>> BEGIN SUPPLIED MATERIAL
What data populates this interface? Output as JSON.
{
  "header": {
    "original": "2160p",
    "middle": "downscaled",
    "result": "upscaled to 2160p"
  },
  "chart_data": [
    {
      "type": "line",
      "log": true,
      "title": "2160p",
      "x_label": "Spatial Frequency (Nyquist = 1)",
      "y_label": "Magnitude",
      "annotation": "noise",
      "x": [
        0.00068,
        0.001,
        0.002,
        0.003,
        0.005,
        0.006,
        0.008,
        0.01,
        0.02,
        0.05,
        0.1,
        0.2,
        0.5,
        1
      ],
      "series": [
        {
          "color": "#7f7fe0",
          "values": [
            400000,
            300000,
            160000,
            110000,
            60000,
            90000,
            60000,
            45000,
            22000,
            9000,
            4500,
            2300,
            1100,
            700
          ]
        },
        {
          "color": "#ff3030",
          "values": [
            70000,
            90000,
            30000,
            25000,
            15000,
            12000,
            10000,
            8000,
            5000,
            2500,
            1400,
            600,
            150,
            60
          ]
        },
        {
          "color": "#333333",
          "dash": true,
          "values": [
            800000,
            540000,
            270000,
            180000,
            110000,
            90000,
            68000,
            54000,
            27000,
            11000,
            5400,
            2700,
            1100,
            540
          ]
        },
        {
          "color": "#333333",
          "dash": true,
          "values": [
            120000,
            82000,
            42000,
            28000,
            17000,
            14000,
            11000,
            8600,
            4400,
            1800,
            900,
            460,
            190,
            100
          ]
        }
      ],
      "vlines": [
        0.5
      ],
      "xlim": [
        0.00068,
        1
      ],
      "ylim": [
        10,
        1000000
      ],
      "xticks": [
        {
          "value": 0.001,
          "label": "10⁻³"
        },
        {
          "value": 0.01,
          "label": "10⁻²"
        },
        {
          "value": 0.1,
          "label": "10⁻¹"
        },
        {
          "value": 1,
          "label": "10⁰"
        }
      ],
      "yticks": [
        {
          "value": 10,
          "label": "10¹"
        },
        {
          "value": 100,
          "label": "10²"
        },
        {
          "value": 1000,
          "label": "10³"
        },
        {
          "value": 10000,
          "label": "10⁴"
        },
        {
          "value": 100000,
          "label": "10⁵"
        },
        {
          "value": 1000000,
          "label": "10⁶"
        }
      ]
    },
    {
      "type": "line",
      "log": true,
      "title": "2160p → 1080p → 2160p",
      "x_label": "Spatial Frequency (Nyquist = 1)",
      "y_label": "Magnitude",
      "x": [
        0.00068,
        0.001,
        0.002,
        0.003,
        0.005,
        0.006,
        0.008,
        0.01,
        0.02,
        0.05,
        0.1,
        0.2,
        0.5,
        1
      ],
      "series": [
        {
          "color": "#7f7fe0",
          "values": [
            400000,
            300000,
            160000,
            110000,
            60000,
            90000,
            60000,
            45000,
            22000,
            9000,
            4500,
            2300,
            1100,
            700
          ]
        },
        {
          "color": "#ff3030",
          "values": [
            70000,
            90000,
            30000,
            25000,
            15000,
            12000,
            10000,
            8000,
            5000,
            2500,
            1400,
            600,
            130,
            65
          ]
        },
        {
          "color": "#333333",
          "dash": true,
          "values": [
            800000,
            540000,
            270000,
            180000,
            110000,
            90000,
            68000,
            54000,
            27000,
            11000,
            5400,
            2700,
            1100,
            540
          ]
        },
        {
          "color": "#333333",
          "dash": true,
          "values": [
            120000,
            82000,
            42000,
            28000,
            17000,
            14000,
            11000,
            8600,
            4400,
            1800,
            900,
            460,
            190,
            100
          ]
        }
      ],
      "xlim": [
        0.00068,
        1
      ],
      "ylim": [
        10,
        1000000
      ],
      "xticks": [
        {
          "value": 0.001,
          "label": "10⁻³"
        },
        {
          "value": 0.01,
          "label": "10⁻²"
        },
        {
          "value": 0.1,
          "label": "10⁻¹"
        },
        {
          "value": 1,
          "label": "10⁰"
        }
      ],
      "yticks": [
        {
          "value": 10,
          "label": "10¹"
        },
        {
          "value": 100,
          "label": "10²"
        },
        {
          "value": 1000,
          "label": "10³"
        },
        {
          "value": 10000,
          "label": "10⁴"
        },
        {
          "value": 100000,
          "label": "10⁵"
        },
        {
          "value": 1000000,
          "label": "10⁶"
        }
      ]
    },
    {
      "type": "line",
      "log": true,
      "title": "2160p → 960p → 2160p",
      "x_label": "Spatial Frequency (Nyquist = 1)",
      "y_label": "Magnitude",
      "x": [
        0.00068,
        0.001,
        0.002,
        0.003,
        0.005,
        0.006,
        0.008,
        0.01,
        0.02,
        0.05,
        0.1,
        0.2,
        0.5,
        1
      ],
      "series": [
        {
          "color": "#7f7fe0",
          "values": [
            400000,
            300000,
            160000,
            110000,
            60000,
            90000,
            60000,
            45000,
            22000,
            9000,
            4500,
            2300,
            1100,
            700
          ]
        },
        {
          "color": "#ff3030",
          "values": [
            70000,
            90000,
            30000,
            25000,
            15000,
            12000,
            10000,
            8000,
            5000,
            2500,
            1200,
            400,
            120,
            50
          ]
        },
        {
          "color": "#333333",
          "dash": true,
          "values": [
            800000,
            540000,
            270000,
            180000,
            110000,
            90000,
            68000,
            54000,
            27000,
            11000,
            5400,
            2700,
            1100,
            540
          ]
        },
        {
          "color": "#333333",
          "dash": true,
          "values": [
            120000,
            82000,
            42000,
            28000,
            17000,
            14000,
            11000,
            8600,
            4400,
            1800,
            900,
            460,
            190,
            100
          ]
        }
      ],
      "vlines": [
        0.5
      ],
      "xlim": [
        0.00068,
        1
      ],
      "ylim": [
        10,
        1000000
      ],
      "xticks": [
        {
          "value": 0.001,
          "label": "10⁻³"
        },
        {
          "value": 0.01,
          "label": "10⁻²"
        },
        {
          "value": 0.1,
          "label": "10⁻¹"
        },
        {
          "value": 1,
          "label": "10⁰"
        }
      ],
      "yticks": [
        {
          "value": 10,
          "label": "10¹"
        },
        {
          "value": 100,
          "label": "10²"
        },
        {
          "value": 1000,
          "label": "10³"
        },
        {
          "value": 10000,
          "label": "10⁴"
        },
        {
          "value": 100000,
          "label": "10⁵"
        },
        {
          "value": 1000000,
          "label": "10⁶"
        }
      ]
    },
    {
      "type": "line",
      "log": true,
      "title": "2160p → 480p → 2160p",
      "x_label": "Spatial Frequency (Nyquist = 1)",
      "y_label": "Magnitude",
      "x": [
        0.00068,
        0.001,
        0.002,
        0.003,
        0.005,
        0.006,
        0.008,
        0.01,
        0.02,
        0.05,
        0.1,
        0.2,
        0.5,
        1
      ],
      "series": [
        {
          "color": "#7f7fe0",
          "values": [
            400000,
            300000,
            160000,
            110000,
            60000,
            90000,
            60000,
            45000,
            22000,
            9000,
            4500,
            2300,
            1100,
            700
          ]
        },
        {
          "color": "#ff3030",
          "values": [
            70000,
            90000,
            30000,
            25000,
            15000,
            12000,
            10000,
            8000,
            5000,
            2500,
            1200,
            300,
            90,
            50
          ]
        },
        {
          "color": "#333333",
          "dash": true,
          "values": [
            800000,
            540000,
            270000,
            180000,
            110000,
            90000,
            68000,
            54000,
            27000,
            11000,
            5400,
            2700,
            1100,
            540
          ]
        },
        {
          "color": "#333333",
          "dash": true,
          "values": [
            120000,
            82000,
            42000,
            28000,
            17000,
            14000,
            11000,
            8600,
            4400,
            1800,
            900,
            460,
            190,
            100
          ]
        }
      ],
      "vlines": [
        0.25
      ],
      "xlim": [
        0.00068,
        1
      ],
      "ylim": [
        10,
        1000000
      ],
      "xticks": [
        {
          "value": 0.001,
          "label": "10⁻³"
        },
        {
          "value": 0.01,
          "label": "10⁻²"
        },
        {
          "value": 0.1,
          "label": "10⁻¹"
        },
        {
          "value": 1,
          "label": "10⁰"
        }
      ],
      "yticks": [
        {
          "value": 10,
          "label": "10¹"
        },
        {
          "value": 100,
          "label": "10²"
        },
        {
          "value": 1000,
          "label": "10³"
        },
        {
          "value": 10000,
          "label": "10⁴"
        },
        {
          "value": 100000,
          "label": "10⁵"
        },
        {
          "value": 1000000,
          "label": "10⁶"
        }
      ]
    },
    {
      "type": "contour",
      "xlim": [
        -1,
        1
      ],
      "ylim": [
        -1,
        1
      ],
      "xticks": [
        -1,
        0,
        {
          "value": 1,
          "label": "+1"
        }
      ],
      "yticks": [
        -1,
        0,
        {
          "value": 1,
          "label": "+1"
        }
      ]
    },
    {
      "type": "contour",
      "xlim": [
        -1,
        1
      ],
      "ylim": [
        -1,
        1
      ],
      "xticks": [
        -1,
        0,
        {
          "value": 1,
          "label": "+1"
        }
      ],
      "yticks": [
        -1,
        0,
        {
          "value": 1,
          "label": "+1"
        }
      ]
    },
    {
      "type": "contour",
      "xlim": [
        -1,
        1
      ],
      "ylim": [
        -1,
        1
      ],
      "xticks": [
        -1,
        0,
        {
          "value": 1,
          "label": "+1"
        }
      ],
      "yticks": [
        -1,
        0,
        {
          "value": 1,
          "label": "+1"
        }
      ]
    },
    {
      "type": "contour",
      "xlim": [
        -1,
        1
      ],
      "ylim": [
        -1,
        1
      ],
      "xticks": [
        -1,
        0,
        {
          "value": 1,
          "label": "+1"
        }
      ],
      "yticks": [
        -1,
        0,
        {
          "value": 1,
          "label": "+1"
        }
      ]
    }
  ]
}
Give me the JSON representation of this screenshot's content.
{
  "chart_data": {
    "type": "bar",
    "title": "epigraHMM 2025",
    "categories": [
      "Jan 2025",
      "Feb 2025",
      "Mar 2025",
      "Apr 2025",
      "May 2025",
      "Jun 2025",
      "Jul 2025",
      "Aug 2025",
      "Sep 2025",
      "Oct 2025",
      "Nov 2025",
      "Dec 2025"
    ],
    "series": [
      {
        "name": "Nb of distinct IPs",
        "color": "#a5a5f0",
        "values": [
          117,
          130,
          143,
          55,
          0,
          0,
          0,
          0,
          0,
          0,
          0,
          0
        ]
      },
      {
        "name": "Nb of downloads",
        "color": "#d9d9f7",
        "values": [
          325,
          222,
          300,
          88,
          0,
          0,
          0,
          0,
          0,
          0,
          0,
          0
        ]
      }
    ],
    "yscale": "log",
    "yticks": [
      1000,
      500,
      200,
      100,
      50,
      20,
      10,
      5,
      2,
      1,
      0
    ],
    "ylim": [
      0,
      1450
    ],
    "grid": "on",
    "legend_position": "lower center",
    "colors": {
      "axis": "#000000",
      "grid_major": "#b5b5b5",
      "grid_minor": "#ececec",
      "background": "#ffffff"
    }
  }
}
>> END SUPPLIED MATERIAL
STATED GOAL: Pick out lines containing the word "title", each one as written.

CORRECT ANSWER:
      "title": "2160p",
      "title": "2160p → 1080p → 2160p",
      "title": "2160p → 960p → 2160p",
      "title": "2160p → 480p → 2160p",
    "title": "epigraHMM 2025",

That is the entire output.